AIM OF THE EXERCISE:
All of the data must be printed exactly; please include every line.
━━ EXTRACTED RECORDS
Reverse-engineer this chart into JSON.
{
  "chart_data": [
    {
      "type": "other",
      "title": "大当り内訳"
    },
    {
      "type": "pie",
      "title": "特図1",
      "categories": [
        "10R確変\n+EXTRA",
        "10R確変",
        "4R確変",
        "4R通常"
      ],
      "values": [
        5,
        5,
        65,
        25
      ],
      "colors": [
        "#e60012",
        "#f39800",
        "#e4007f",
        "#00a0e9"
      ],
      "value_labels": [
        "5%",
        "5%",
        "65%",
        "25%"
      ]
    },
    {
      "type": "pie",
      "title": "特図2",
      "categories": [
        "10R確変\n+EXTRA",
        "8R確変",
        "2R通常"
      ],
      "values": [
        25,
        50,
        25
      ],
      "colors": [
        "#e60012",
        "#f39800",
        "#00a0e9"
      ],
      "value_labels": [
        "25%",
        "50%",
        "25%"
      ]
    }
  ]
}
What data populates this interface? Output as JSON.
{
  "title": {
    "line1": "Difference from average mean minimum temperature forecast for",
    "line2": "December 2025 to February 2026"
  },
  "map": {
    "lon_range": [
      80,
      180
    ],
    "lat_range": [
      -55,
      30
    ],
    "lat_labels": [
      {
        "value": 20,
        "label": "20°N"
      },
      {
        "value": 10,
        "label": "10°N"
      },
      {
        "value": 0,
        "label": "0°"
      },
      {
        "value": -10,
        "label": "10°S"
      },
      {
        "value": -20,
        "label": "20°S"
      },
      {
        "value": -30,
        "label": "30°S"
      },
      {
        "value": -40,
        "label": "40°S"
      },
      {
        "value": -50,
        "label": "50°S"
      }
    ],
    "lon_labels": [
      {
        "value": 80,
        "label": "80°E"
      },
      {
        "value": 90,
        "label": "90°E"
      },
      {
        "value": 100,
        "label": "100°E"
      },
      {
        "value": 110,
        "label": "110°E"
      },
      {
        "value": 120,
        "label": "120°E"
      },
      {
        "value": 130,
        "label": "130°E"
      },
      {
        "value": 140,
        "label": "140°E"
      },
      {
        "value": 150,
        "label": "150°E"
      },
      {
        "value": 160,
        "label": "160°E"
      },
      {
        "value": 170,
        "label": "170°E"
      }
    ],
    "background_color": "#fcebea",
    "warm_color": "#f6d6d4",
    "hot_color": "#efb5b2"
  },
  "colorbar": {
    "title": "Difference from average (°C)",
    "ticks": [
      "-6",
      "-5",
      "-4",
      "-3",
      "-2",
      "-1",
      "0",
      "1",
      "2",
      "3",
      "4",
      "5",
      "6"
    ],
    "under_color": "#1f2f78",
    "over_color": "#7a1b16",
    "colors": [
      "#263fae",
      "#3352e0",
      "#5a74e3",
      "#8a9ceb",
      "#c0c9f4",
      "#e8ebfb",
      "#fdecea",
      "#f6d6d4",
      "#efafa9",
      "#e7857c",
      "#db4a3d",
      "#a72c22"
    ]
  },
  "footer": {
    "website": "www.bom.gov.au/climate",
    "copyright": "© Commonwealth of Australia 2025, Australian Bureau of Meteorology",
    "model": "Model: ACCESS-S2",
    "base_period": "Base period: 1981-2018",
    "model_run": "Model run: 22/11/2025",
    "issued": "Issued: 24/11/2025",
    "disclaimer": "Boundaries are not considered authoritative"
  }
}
━━━━
TASK SOLUTION:
Reverse-engineer this chart into JSON.
{
  "chart_data": [
    {
      "type": "other",
      "title": "大当り内訳"
    },
    {
      "type": "pie",
      "title": "特図1",
      "categories": [
        "10R確変\n+EXTRA",
        "10R確変",
        "4R確変",
        "4R通常"
      ],
      "values": [
        5,
        5,
        65,
        25
      ],
      "colors": [
        "#e60012",
        "#f39800",
        "#e4007f",
        "#00a0e9"
      ],
      "value_labels": [
        "5%",
        "5%",
        "65%",
        "25%"
      ]
    },
    {
      "type": "pie",
      "title": "特図2",
      "categories": [
        "10R確変\n+EXTRA",
        "8R確変",
        "2R通常"
      ],
      "values": [
        25,
        50,
        25
      ],
      "colors": [
        "#e60012",
        "#f39800",
        "#00a0e9"
      ],
      "value_labels": [
        "25%",
        "50%",
        "25%"
      ]
    }
  ]
}
What data populates this interface? Output as JSON.
{
  "title": {
    "line1": "Difference from average mean minimum temperature forecast for",
    "line2": "December 2025 to February 2026"
  },
  "map": {
    "lon_range": [
      80,
      180
    ],
    "lat_range": [
      -55,
      30
    ],
    "lat_labels": [
      {
        "value": 20,
        "label": "20°N"
      },
      {
        "value": 10,
        "label": "10°N"
      },
      {
        "value": 0,
        "label": "0°"
      },
      {
        "value": -10,
        "label": "10°S"
      },
      {
        "value": -20,
        "label": "20°S"
      },
      {
        "value": -30,
        "label": "30°S"
      },
      {
        "value": -40,
        "label": "40°S"
      },
      {
        "value": -50,
        "label": "50°S"
      }
    ],
    "lon_labels": [
      {
        "value": 80,
        "label": "80°E"
      },
      {
        "value": 90,
        "label": "90°E"
      },
      {
        "value": 100,
        "label": "100°E"
      },
      {
        "value": 110,
        "label": "110°E"
      },
      {
        "value": 120,
        "label": "120°E"
      },
      {
        "value": 130,
        "label": "130°E"
      },
      {
        "value": 140,
        "label": "140°E"
      },
      {
        "value": 150,
        "label": "150°E"
      },
      {
        "value": 160,
        "label": "160°E"
      },
      {
        "value": 170,
        "label": "170°E"
      }
    ],
    "background_color": "#fcebea",
    "warm_color": "#f6d6d4",
    "hot_color": "#efb5b2"
  },
  "colorbar": {
    "title": "Difference from average (°C)",
    "ticks": [
      "-6",
      "-5",
      "-4",
      "-3",
      "-2",
      "-1",
      "0",
      "1",
      "2",
      "3",
      "4",
      "5",
      "6"
    ],
    "under_color": "#1f2f78",
    "over_color": "#7a1b16",
    "colors": [
      "#263fae",
      "#3352e0",
      "#5a74e3",
      "#8a9ceb",
      "#c0c9f4",
      "#e8ebfb",
      "#fdecea",
      "#f6d6d4",
      "#efafa9",
      "#e7857c",
      "#db4a3d",
      "#a72c22"
    ]
  },
  "footer": {
    "website": "www.bom.gov.au/climate",
    "copyright": "© Commonwealth of Australia 2025, Australian Bureau of Meteorology",
    "model": "Model: ACCESS-S2",
    "base_period": "Base period: 1981-2018",
    "model_run": "Model run: 22/11/2025",
    "issued": "Issued: 24/11/2025",
    "disclaimer": "Boundaries are not considered authoritative"
  }
}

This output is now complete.